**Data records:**
--- Start ---

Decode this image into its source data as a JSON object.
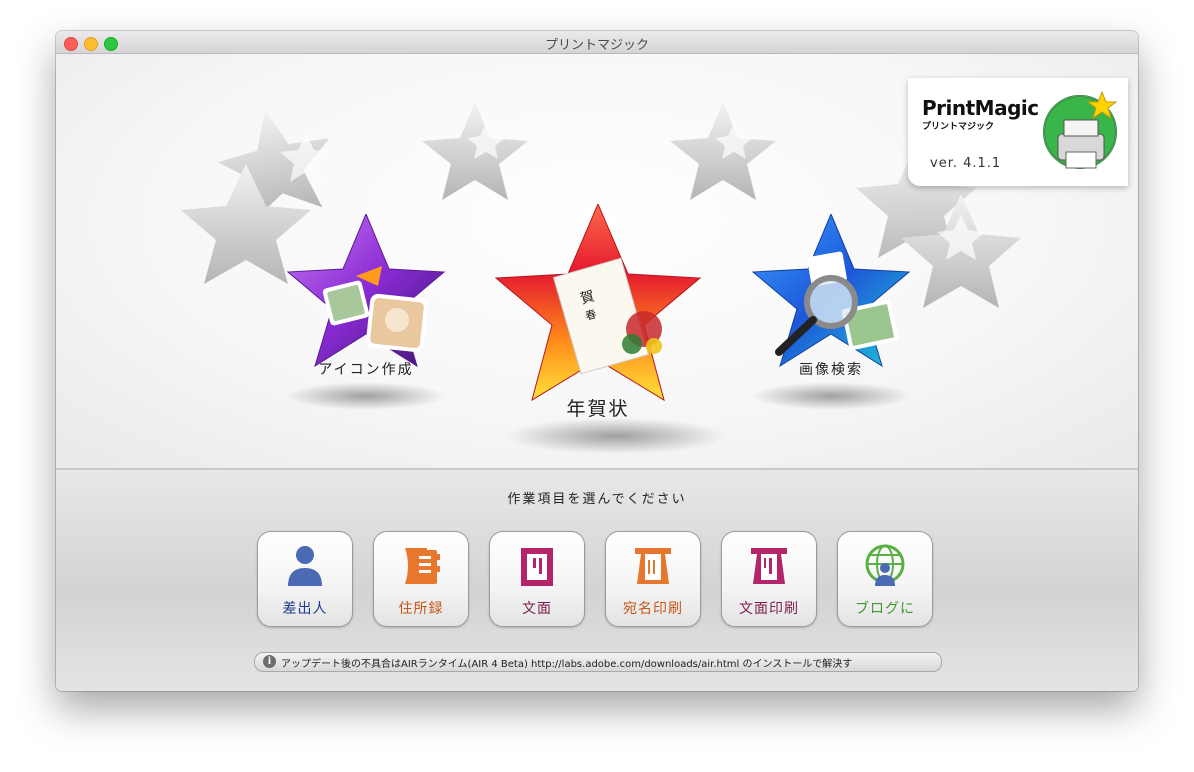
{
  "window": {
    "title": "プリントマジック"
  },
  "logo": {
    "name": "PrintMagic",
    "subtitle": "プリントマジック",
    "version": "ver. 4.1.1"
  },
  "features": {
    "icon_maker": {
      "label": "アイコン作成",
      "icon": "photo-collage-icon"
    },
    "new_year_card": {
      "label": "年賀状",
      "icon": "new-year-card-icon"
    },
    "image_search": {
      "label": "画像検索",
      "icon": "magnifier-photo-icon"
    }
  },
  "lower": {
    "prompt": "作業項目を選んでください"
  },
  "buttons": [
    {
      "label": "差出人",
      "icon": "person-icon",
      "color": "#1f3a93"
    },
    {
      "label": "住所録",
      "icon": "address-book-icon",
      "color": "#c8561a"
    },
    {
      "label": "文面",
      "icon": "card-design-icon",
      "color": "#7a1d4d"
    },
    {
      "label": "宛名印刷",
      "icon": "address-print-icon",
      "color": "#c8561a"
    },
    {
      "label": "文面印刷",
      "icon": "card-print-icon",
      "color": "#7a1d4d"
    },
    {
      "label": "ブログに",
      "icon": "globe-person-icon",
      "color": "#3e9a2b"
    }
  ],
  "info": {
    "icon": "info-icon",
    "text": "アップデート後の不具合はAIRランタイム(AIR 4 Beta) http://labs.adobe.com/downloads/air.html のインストールで解決す"
  }
}
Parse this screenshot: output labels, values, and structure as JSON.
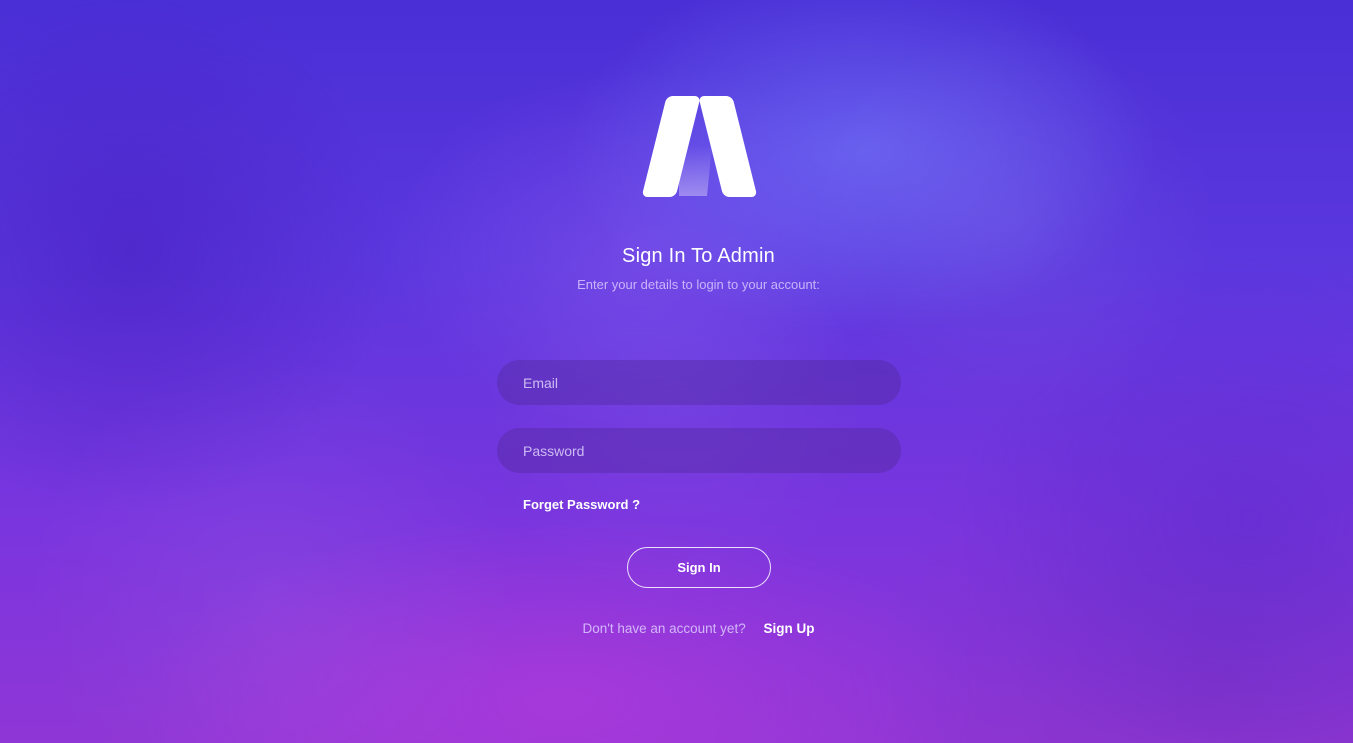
{
  "brand": {
    "logo_icon": "m-letter-logo-icon"
  },
  "login": {
    "title": "Sign In To Admin",
    "subtitle": "Enter your details to login to your account:",
    "email_placeholder": "Email",
    "password_placeholder": "Password",
    "forgot_label": "Forget Password ?",
    "signin_label": "Sign In",
    "no_account_text": "Don't have an account yet?",
    "signup_label": "Sign Up"
  },
  "colors": {
    "background_top": "#4a2fd6",
    "background_bottom": "#8f36d6",
    "text": "#ffffff"
  }
}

--- End ---

**WHAT YOU NEED TO DO:**
In the listing above, find each line with the word "subtitle" and copy it.

**SOLUTION:**
    "subtitle": "プリントマジック",
    "subtitle": "Enter your details to login to your account:",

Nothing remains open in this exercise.